▶ DIRECTION
Go through the data below. Pull out every line that has the word "title".

▶ Figure collection entries
--- begin ---

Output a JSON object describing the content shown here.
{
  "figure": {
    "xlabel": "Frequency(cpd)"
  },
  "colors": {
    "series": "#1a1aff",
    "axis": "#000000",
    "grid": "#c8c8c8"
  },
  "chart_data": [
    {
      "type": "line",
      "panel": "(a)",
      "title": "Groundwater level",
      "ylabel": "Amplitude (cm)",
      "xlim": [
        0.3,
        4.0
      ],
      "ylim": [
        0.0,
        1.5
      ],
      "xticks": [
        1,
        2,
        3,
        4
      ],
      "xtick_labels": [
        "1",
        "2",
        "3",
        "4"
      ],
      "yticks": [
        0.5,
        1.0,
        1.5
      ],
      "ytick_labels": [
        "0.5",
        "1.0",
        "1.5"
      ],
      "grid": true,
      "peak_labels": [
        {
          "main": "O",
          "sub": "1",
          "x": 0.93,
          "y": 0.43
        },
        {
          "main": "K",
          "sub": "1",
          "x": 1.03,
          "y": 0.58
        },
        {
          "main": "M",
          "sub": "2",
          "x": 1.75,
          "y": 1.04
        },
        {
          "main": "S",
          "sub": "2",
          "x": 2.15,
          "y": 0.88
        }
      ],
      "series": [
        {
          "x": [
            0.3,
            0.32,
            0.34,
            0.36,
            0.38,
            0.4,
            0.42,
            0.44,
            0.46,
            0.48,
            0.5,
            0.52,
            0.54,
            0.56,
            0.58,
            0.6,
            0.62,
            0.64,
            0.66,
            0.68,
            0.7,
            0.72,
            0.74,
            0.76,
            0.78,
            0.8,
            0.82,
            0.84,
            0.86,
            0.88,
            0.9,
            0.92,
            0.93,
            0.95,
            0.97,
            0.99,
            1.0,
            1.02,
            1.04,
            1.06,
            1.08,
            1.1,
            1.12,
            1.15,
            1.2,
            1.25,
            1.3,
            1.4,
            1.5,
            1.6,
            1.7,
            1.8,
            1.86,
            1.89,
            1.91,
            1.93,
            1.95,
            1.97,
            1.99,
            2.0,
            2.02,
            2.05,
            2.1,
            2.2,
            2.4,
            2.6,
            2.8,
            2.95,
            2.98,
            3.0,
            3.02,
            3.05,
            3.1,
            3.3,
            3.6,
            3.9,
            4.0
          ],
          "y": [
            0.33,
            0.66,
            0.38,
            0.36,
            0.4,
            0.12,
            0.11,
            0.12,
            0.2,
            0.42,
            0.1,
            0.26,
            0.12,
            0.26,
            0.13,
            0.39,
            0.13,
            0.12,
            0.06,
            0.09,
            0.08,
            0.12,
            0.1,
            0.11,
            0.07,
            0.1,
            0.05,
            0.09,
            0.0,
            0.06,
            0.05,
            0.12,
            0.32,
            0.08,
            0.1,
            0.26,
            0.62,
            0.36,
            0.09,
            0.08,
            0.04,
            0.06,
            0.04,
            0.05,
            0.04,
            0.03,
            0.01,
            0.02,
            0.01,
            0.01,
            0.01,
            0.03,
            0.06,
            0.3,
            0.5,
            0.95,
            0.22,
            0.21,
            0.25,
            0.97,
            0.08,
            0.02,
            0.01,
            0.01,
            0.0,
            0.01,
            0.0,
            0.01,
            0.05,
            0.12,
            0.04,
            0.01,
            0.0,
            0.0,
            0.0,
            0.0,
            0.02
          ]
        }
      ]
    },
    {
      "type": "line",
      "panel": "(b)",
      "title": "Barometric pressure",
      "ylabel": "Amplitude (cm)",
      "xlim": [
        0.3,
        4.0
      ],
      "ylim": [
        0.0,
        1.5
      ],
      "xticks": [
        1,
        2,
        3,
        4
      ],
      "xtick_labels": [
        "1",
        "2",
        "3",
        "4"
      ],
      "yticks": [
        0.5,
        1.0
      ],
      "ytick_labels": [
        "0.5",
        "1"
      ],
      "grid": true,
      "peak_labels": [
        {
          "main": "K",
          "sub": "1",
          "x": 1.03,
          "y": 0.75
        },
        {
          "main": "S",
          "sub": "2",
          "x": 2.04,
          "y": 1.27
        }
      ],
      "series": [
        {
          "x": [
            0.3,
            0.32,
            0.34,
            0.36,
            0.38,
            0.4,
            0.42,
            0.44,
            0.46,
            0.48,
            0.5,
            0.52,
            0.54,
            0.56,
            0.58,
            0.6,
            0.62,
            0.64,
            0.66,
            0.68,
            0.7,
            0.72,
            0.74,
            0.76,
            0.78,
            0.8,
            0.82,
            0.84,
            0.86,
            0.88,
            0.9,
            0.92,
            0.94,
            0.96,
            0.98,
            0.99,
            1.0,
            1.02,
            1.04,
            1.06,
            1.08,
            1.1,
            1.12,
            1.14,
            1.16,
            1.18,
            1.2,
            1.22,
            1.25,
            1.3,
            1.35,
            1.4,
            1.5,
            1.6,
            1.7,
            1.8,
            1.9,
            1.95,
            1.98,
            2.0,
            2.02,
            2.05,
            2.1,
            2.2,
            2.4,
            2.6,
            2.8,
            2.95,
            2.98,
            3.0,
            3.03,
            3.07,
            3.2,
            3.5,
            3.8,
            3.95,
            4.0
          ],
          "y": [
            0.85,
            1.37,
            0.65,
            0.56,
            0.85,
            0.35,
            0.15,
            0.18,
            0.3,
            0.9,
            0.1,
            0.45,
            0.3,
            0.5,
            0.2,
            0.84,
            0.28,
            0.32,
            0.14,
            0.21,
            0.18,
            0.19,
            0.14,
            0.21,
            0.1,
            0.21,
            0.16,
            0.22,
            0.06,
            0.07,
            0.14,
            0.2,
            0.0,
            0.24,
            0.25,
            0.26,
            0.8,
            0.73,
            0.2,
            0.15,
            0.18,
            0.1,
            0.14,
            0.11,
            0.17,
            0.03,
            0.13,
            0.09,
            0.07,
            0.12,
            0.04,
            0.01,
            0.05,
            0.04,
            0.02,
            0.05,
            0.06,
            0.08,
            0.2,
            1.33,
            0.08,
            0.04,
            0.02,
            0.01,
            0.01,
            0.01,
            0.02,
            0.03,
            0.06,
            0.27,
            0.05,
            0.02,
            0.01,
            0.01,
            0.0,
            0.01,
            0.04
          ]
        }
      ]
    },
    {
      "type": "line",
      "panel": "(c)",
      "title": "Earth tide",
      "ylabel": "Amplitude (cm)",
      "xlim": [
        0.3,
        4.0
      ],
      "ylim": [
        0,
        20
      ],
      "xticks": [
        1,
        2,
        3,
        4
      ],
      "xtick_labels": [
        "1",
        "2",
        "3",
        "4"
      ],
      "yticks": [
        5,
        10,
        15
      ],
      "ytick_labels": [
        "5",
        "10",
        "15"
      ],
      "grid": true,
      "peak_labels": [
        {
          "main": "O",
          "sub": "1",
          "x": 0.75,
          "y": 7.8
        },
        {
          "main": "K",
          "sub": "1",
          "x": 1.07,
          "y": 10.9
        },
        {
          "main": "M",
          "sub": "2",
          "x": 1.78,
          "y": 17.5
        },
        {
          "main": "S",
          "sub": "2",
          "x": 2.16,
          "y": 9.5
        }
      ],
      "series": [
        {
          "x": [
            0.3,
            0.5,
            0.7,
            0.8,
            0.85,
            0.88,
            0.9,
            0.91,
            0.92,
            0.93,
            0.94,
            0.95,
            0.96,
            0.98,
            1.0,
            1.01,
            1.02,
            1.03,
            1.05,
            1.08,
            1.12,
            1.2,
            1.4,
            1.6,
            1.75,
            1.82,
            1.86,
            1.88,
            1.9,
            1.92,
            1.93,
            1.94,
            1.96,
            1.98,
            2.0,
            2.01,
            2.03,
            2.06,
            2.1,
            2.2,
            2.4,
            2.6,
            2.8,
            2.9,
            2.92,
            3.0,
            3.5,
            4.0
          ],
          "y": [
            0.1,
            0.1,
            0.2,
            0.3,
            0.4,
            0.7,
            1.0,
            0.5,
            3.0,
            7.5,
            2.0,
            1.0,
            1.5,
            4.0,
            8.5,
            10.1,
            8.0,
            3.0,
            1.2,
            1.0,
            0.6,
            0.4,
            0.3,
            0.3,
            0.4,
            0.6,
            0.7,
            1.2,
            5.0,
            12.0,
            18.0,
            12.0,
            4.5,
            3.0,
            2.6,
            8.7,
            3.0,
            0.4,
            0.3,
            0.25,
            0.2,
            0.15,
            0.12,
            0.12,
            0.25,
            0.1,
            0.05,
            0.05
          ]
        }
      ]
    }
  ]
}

--- end ---

▶ ANSWER FOR THE TASK
      "title": "Groundwater level",
      "title": "Barometric pressure",
      "title": "Earth tide",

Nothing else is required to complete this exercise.